### Required work
Search the listing below for the word "оставляйте" and copy each line that holds it.

### Supplied entries
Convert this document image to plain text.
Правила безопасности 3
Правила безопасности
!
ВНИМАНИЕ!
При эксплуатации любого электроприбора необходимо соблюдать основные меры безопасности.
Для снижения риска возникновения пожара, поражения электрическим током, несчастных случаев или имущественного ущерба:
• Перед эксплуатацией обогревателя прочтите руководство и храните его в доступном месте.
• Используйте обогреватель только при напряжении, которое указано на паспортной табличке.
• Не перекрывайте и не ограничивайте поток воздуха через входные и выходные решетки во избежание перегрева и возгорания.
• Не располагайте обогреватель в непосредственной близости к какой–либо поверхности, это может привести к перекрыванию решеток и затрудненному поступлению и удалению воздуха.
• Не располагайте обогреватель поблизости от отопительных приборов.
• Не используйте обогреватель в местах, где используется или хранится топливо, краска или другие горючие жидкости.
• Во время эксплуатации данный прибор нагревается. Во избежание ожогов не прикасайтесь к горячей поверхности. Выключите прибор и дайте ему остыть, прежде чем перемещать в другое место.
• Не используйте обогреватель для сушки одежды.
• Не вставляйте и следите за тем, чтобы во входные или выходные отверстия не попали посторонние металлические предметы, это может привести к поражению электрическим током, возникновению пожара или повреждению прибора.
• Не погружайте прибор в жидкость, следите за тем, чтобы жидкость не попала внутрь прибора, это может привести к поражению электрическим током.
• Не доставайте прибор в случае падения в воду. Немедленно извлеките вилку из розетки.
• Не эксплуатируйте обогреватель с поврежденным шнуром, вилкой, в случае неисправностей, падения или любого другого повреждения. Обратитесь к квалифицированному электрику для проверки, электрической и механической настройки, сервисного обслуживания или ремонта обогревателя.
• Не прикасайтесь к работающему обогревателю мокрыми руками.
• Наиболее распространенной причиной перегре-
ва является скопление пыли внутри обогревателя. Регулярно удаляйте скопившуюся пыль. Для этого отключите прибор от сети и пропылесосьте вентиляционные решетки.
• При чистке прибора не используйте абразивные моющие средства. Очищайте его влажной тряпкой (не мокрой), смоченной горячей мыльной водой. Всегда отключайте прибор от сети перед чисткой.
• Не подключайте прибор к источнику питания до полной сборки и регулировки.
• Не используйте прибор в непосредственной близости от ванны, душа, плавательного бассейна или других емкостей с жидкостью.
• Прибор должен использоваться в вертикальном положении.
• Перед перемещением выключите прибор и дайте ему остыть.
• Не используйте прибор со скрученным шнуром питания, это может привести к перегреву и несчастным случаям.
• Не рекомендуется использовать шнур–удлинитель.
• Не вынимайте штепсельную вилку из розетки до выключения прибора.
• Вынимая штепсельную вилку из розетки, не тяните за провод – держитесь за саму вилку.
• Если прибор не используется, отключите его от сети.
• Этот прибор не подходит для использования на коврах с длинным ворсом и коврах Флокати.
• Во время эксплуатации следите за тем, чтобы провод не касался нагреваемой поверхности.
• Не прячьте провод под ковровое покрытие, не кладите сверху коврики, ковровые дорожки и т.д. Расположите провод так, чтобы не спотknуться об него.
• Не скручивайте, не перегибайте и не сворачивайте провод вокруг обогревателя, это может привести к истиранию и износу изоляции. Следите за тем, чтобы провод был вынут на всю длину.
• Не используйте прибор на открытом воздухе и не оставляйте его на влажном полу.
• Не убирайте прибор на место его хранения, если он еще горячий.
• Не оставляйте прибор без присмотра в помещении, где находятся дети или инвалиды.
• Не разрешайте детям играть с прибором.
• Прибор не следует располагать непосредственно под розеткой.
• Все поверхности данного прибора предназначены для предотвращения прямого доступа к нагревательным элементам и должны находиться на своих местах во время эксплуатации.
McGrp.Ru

### Expected answer
• Не используйте прибор на открытом воздухе и не оставляйте его на влажном полу.
• Не оставляйте прибор без присмотра в помещении, где находятся дети или инвалиды.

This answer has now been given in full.